■ **INSTRUCTIONS TO FOLLOW**
Leave out every picture and restate word for word the lines from the one with "What's the underlying" to the final line.

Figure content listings
..........
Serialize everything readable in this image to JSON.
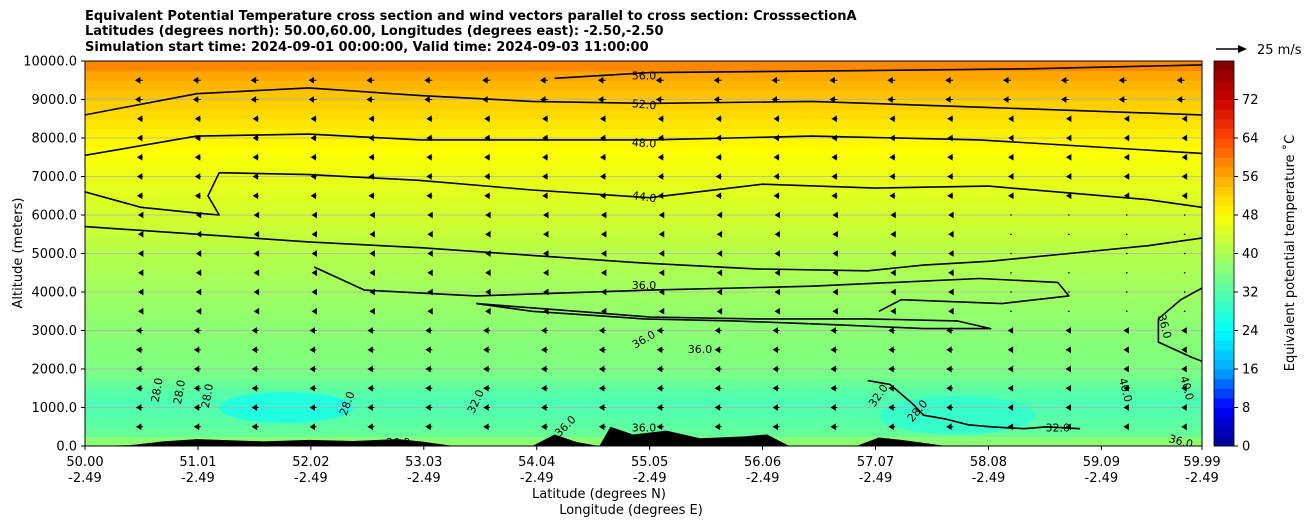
{
  "figure": {
    "title_lines": [
      "Equivalent Potential Temperature cross section and wind vectors parallel to cross section: CrosssectionA",
      "Latitudes (degrees north): 50.00,60.00, Longitudes (degrees east): -2.50,-2.50",
      "Simulation start time: 2024-09-01 00:00:00, Valid time: 2024-09-03 11:00:00"
    ]
  },
  "chart_data": {
    "type": "heatmap",
    "ylabel": "Altitude (meters)",
    "xlabel_lines": [
      "Latitude (degrees N)",
      "Longitude (degrees E)"
    ],
    "ylim": [
      0,
      10000
    ],
    "xlim": [
      50.0,
      59.99
    ],
    "y_ticks": [
      "0.0",
      "1000.0",
      "2000.0",
      "3000.0",
      "4000.0",
      "5000.0",
      "6000.0",
      "7000.0",
      "8000.0",
      "9000.0",
      "10000.0"
    ],
    "y_tick_values": [
      0,
      1000,
      2000,
      3000,
      4000,
      5000,
      6000,
      7000,
      8000,
      9000,
      10000
    ],
    "x_ticks": [
      {
        "lat": "50.00",
        "lon": "-2.49",
        "value": 50.0
      },
      {
        "lat": "51.01",
        "lon": "-2.49",
        "value": 51.01
      },
      {
        "lat": "52.02",
        "lon": "-2.49",
        "value": 52.02
      },
      {
        "lat": "53.03",
        "lon": "-2.49",
        "value": 53.03
      },
      {
        "lat": "54.04",
        "lon": "-2.49",
        "value": 54.04
      },
      {
        "lat": "55.05",
        "lon": "-2.49",
        "value": 55.05
      },
      {
        "lat": "56.06",
        "lon": "-2.49",
        "value": 56.06
      },
      {
        "lat": "57.07",
        "lon": "-2.49",
        "value": 57.07
      },
      {
        "lat": "58.08",
        "lon": "-2.49",
        "value": 58.08
      },
      {
        "lat": "59.09",
        "lon": "-2.49",
        "value": 59.09
      },
      {
        "lat": "59.99",
        "lon": "-2.49",
        "value": 59.99
      }
    ],
    "grid": "horizontal",
    "colorbar": {
      "label": "Equivalent potential temperature ˚C",
      "range": [
        0,
        80
      ],
      "ticks": [
        0,
        8,
        16,
        24,
        32,
        40,
        48,
        56,
        64,
        72
      ],
      "stops": [
        "#00008f",
        "#0000ff",
        "#00aaff",
        "#00ffff",
        "#55ffaa",
        "#aaff55",
        "#ffff00",
        "#ffaa00",
        "#ff4400",
        "#cc0000",
        "#800000"
      ]
    },
    "quiver_key": {
      "label": "25 m/s",
      "speed": 25
    },
    "wind_direction": "southward (toward lower latitude)",
    "theta_e_field": [
      {
        "altitude": 0,
        "value": 39
      },
      {
        "altitude": 400,
        "value": 33
      },
      {
        "altitude": 1200,
        "value": 31
      },
      {
        "altitude": 2000,
        "value": 36
      },
      {
        "altitude": 3000,
        "value": 37
      },
      {
        "altitude": 4000,
        "value": 39
      },
      {
        "altitude": 5000,
        "value": 41
      },
      {
        "altitude": 6000,
        "value": 44
      },
      {
        "altitude": 7000,
        "value": 46
      },
      {
        "altitude": 8000,
        "value": 49
      },
      {
        "altitude": 9000,
        "value": 53
      },
      {
        "altitude": 9600,
        "value": 56
      },
      {
        "altitude": 10000,
        "value": 60
      }
    ],
    "contours": [
      {
        "level": "56.0",
        "points": [
          [
            54.2,
            9550
          ],
          [
            55.05,
            9700
          ],
          [
            57.0,
            9750
          ],
          [
            58.5,
            9800
          ],
          [
            59.99,
            9900
          ]
        ]
      },
      {
        "level": "52.0",
        "points": [
          [
            50.0,
            8600
          ],
          [
            51.0,
            9150
          ],
          [
            52.0,
            9300
          ],
          [
            53.0,
            9100
          ],
          [
            54.0,
            8950
          ],
          [
            55.05,
            8900
          ],
          [
            56.5,
            8950
          ],
          [
            58.0,
            8800
          ],
          [
            59.99,
            8600
          ]
        ]
      },
      {
        "level": "48.0",
        "points": [
          [
            50.0,
            7550
          ],
          [
            51.0,
            8050
          ],
          [
            52.0,
            8100
          ],
          [
            53.0,
            7950
          ],
          [
            54.0,
            7950
          ],
          [
            55.05,
            7950
          ],
          [
            56.5,
            8050
          ],
          [
            58.0,
            7950
          ],
          [
            59.99,
            7600
          ]
        ]
      },
      {
        "level": "44.0",
        "points": [
          [
            50.0,
            6600
          ],
          [
            50.5,
            6200
          ],
          [
            51.0,
            6050
          ],
          [
            51.2,
            6000
          ],
          [
            51.1,
            6500
          ],
          [
            51.2,
            7100
          ],
          [
            52.0,
            7050
          ],
          [
            53.0,
            6900
          ],
          [
            54.0,
            6650
          ],
          [
            55.05,
            6450
          ],
          [
            56.06,
            6800
          ],
          [
            57.07,
            6700
          ],
          [
            58.08,
            6750
          ],
          [
            59.5,
            6400
          ],
          [
            59.99,
            6200
          ]
        ]
      },
      {
        "level": "40.0",
        "points": [
          [
            50.0,
            5700
          ],
          [
            51.0,
            5500
          ],
          [
            52.0,
            5300
          ],
          [
            53.0,
            5150
          ],
          [
            54.0,
            4950
          ],
          [
            55.0,
            4750
          ],
          [
            56.0,
            4600
          ],
          [
            57.0,
            4550
          ],
          [
            57.5,
            4700
          ],
          [
            58.1,
            4800
          ],
          [
            58.8,
            5000
          ],
          [
            59.5,
            5200
          ],
          [
            59.99,
            5400
          ]
        ]
      },
      {
        "level": "36.0",
        "points": [
          [
            52.05,
            4650
          ],
          [
            52.5,
            4050
          ],
          [
            53.5,
            3900
          ],
          [
            55.05,
            4050
          ],
          [
            56.5,
            4150
          ],
          [
            58.0,
            4350
          ],
          [
            58.7,
            4250
          ],
          [
            58.8,
            3900
          ],
          [
            58.2,
            3700
          ],
          [
            57.3,
            3800
          ],
          [
            57.1,
            3500
          ]
        ]
      },
      {
        "level": "36.0",
        "points": [
          [
            53.5,
            3700
          ],
          [
            54.4,
            3500
          ],
          [
            55.05,
            3350
          ],
          [
            56.0,
            3300
          ],
          [
            57.0,
            3300
          ],
          [
            57.8,
            3250
          ],
          [
            58.1,
            3050
          ],
          [
            57.5,
            3050
          ],
          [
            56.7,
            3150
          ],
          [
            55.8,
            3250
          ],
          [
            55.0,
            3300
          ],
          [
            54.0,
            3500
          ],
          [
            53.5,
            3700
          ]
        ]
      },
      {
        "level": "36.0",
        "points": [
          [
            59.99,
            4100
          ],
          [
            59.8,
            3800
          ],
          [
            59.6,
            3300
          ],
          [
            59.6,
            2700
          ],
          [
            59.9,
            2300
          ],
          [
            59.99,
            2200
          ]
        ]
      },
      {
        "level": "32.0",
        "points": [
          [
            57.0,
            1700
          ],
          [
            57.2,
            1600
          ],
          [
            57.4,
            1100
          ],
          [
            57.5,
            800
          ],
          [
            57.7,
            700
          ],
          [
            57.9,
            550
          ],
          [
            58.1,
            500
          ],
          [
            58.4,
            450
          ],
          [
            58.6,
            500
          ],
          [
            58.9,
            450
          ]
        ]
      }
    ],
    "contour_labels": [
      {
        "text": "56.0",
        "lat": 55.0,
        "alt": 9600,
        "rot": 0
      },
      {
        "text": "52.0",
        "lat": 55.0,
        "alt": 8850,
        "rot": -5
      },
      {
        "text": "48.0",
        "lat": 55.0,
        "alt": 7850,
        "rot": -3
      },
      {
        "text": "44.0",
        "lat": 55.0,
        "alt": 6450,
        "rot": -8
      },
      {
        "text": "36.0",
        "lat": 55.0,
        "alt": 4150,
        "rot": 0
      },
      {
        "text": "36.0",
        "lat": 55.0,
        "alt": 2750,
        "rot": 30
      },
      {
        "text": "36.0",
        "lat": 55.5,
        "alt": 2500,
        "rot": 0
      },
      {
        "text": "36.0",
        "lat": 59.65,
        "alt": 3100,
        "rot": -75
      },
      {
        "text": "28.0",
        "lat": 50.65,
        "alt": 1450,
        "rot": 80
      },
      {
        "text": "28.0",
        "lat": 50.85,
        "alt": 1400,
        "rot": 80
      },
      {
        "text": "28.0",
        "lat": 51.1,
        "alt": 1300,
        "rot": 80
      },
      {
        "text": "28.0",
        "lat": 52.35,
        "alt": 1100,
        "rot": 70
      },
      {
        "text": "32.0",
        "lat": 53.5,
        "alt": 1150,
        "rot": 65
      },
      {
        "text": "32.0",
        "lat": 57.1,
        "alt": 1300,
        "rot": 55
      },
      {
        "text": "28.0",
        "lat": 57.45,
        "alt": 900,
        "rot": 50
      },
      {
        "text": "32.0",
        "lat": 58.7,
        "alt": 450,
        "rot": 0
      },
      {
        "text": "36.0",
        "lat": 55.0,
        "alt": 450,
        "rot": 0
      },
      {
        "text": "36.0",
        "lat": 52.8,
        "alt": 80,
        "rot": 0
      },
      {
        "text": "36.0",
        "lat": 54.3,
        "alt": 500,
        "rot": 45
      },
      {
        "text": "36.0",
        "lat": 59.8,
        "alt": 100,
        "rot": -15
      },
      {
        "text": "40.0",
        "lat": 59.3,
        "alt": 1450,
        "rot": -75
      },
      {
        "text": "40.0",
        "lat": 59.85,
        "alt": 1500,
        "rot": -75
      }
    ],
    "terrain": [
      [
        50.0,
        0
      ],
      [
        50.4,
        20
      ],
      [
        50.7,
        120
      ],
      [
        51.0,
        180
      ],
      [
        51.3,
        150
      ],
      [
        51.6,
        120
      ],
      [
        52.0,
        160
      ],
      [
        52.4,
        130
      ],
      [
        52.8,
        180
      ],
      [
        53.0,
        120
      ],
      [
        53.3,
        0
      ],
      [
        54.0,
        0
      ],
      [
        54.2,
        300
      ],
      [
        54.4,
        100
      ],
      [
        54.6,
        0
      ],
      [
        54.7,
        500
      ],
      [
        54.9,
        300
      ],
      [
        55.2,
        400
      ],
      [
        55.5,
        200
      ],
      [
        55.9,
        250
      ],
      [
        56.1,
        300
      ],
      [
        56.3,
        0
      ],
      [
        56.9,
        0
      ],
      [
        57.1,
        220
      ],
      [
        57.3,
        160
      ],
      [
        57.5,
        80
      ],
      [
        57.7,
        0
      ]
    ]
  }
}
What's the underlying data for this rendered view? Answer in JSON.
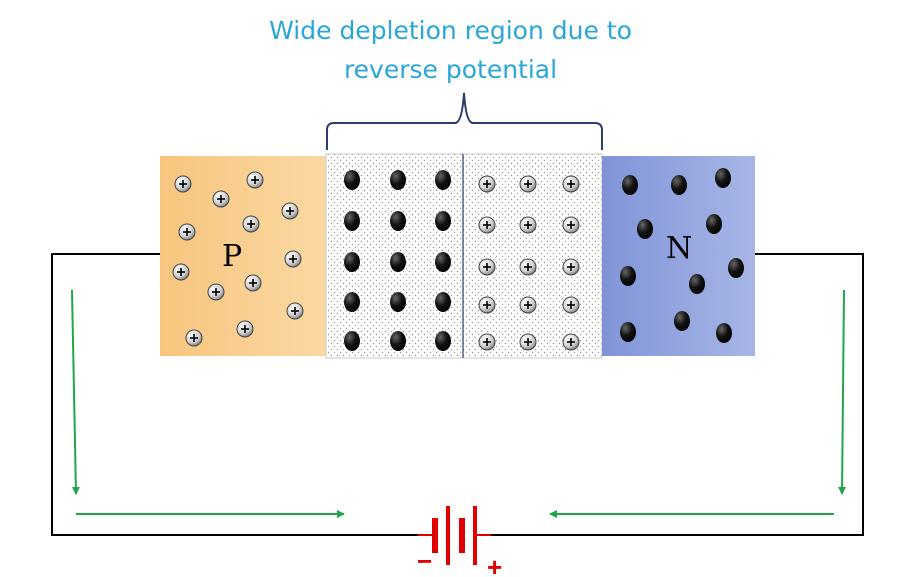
{
  "caption": {
    "line1": "Wide depletion region due to",
    "line2": "reverse potential"
  },
  "regions": {
    "p_label": "P",
    "n_label": "N"
  },
  "battery": {
    "negative_label": "−",
    "positive_label": "+"
  },
  "colors": {
    "caption": "#2aa7d6",
    "p_region": "#f7c983",
    "n_region": "#8d9fdb",
    "arrows": "#22a64a",
    "battery": "#e00000",
    "wire": "#000000",
    "bracket": "#2c3e6b"
  }
}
..........
■ **RESULT OF THE EXERCISE**
What's the underlying data for this rendered view? Answer in JSON.
{
  "caption": {
    "line1": "Wide depletion region due to",
    "line2": "reverse potential"
  },
  "regions": {
    "p_label": "P",
    "n_label": "N"
  },
  "battery": {
    "negative_label": "−",
    "positive_label": "+"
  },
  "colors": {
    "caption": "#2aa7d6",
    "p_region": "#f7c983",
    "n_region": "#8d9fdb",
    "arrows": "#22a64a",
    "battery": "#e00000",
    "wire": "#000000",
    "bracket": "#2c3e6b"
  }
}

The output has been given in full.